--- DATASET CONTENT ---
★ ★ ★ ★ ★

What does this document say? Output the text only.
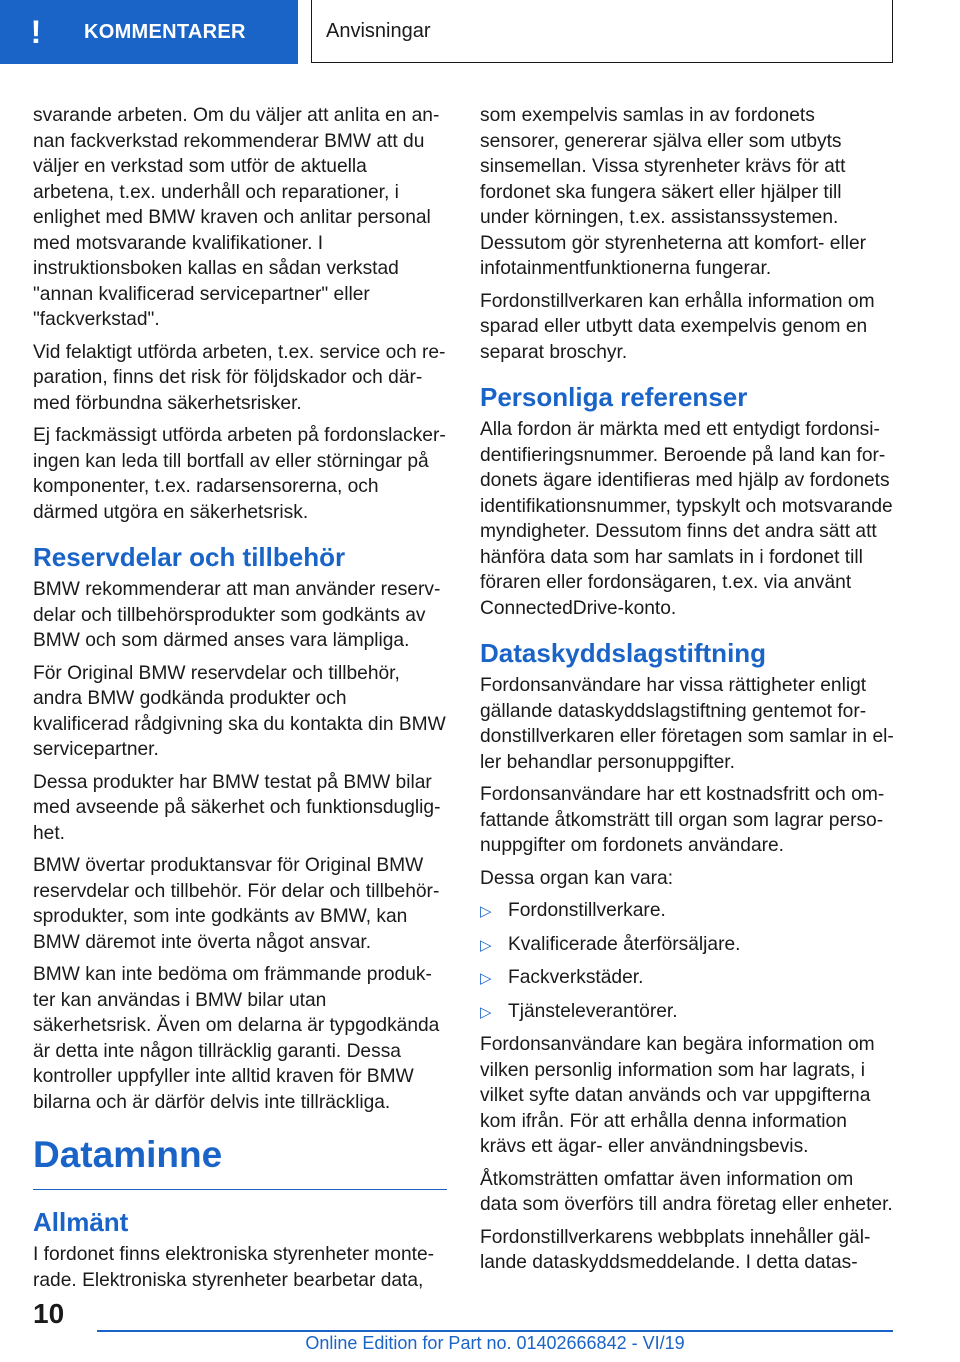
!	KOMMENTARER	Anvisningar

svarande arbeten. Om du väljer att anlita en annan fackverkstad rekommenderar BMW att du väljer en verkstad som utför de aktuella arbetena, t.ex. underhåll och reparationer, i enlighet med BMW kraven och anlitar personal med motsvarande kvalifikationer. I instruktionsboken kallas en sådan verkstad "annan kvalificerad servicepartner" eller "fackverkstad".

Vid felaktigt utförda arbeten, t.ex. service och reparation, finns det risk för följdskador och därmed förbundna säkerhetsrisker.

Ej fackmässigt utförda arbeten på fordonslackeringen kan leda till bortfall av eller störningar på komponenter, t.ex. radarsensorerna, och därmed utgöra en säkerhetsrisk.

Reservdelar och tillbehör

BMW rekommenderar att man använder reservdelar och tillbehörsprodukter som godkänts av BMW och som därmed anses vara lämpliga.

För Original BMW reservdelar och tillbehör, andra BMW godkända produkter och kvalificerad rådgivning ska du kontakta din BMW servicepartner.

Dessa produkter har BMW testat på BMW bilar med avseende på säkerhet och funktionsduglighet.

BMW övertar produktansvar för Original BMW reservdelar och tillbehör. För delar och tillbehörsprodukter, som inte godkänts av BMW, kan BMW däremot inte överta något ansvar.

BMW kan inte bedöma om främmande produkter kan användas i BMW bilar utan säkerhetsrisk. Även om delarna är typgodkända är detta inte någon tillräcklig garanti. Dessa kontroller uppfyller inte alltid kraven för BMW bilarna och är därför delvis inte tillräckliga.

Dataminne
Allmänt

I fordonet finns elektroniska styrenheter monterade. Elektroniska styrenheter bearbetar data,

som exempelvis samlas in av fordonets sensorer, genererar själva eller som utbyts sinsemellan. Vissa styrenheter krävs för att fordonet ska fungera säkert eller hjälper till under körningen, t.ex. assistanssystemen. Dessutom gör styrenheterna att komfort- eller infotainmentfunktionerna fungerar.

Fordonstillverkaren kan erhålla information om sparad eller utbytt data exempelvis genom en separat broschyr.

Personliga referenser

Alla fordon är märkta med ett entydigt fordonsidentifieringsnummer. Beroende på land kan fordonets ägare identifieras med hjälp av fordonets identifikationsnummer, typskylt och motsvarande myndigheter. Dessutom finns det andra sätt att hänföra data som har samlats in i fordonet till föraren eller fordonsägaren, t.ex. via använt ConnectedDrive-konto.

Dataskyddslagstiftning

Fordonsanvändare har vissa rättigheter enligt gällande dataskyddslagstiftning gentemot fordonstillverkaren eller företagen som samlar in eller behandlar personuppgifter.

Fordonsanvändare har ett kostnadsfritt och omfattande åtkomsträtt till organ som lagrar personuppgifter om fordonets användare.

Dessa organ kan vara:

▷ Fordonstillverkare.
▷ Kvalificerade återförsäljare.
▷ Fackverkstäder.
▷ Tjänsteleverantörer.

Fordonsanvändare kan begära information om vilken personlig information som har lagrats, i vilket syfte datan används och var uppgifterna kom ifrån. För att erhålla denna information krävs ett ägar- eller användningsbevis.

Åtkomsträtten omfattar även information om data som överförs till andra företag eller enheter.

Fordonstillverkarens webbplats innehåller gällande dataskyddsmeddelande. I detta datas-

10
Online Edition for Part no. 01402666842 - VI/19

★ ★ ★ ★ ★

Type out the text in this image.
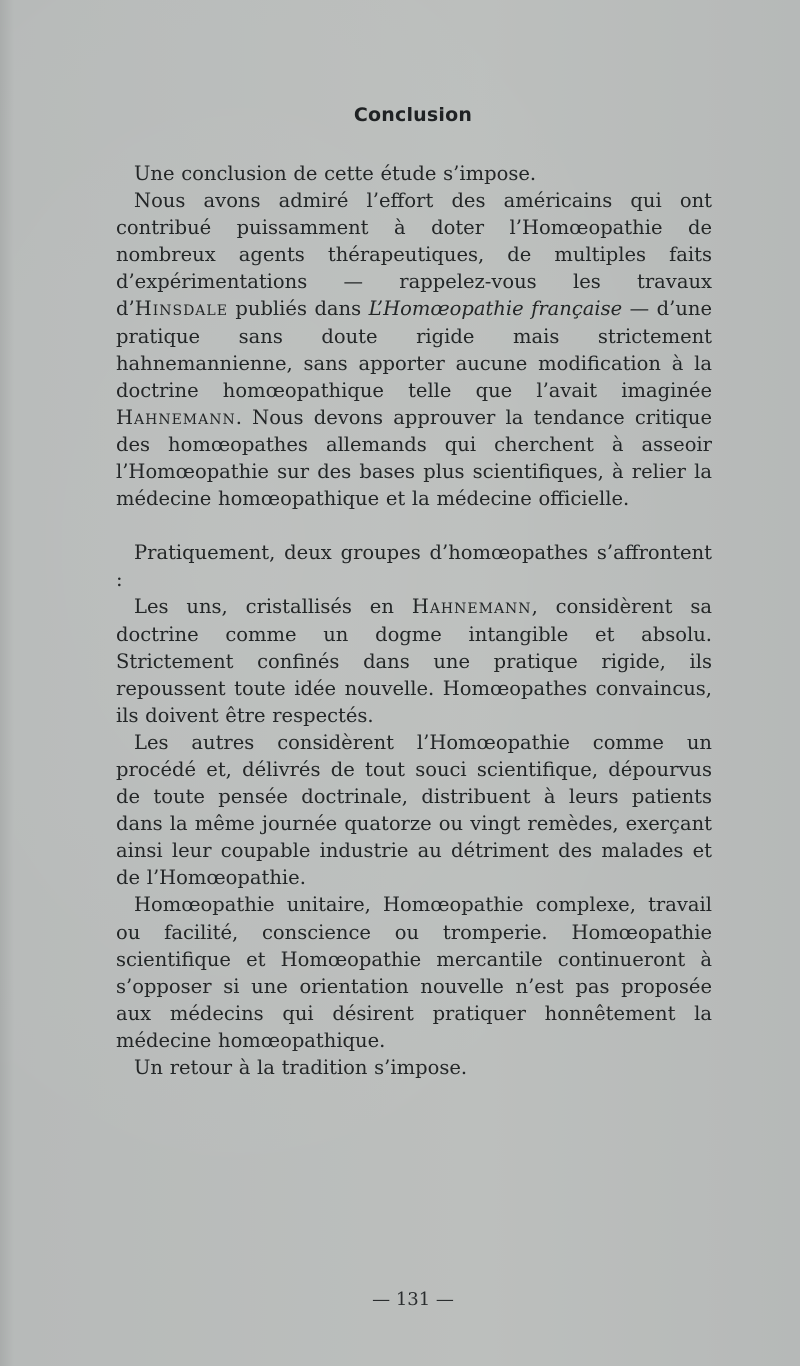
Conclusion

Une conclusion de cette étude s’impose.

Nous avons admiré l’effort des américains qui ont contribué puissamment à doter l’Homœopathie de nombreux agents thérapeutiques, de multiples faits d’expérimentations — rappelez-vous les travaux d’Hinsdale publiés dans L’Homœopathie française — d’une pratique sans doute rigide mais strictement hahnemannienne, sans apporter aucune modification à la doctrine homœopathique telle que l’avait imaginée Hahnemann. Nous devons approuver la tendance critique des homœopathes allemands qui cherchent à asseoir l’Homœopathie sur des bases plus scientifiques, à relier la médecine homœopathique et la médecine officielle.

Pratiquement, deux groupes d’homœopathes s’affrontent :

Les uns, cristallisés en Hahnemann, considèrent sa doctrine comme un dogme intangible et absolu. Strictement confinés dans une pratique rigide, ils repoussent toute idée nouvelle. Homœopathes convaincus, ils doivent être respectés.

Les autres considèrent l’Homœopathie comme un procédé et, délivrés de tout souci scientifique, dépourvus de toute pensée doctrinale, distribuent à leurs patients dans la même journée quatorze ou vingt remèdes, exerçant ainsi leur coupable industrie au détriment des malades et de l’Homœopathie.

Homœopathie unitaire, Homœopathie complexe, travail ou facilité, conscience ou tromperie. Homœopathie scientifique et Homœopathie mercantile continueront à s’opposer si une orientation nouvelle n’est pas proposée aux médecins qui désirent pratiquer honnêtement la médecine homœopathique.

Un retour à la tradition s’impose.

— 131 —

★ ★ ★ ★ ★

--- WHAT THE TASK REQUIRES ---
Could you say how many lines in the data above contain "impose"? Reply with the number alone.

--- SOLUTION TO THIS PROBLEM ---
2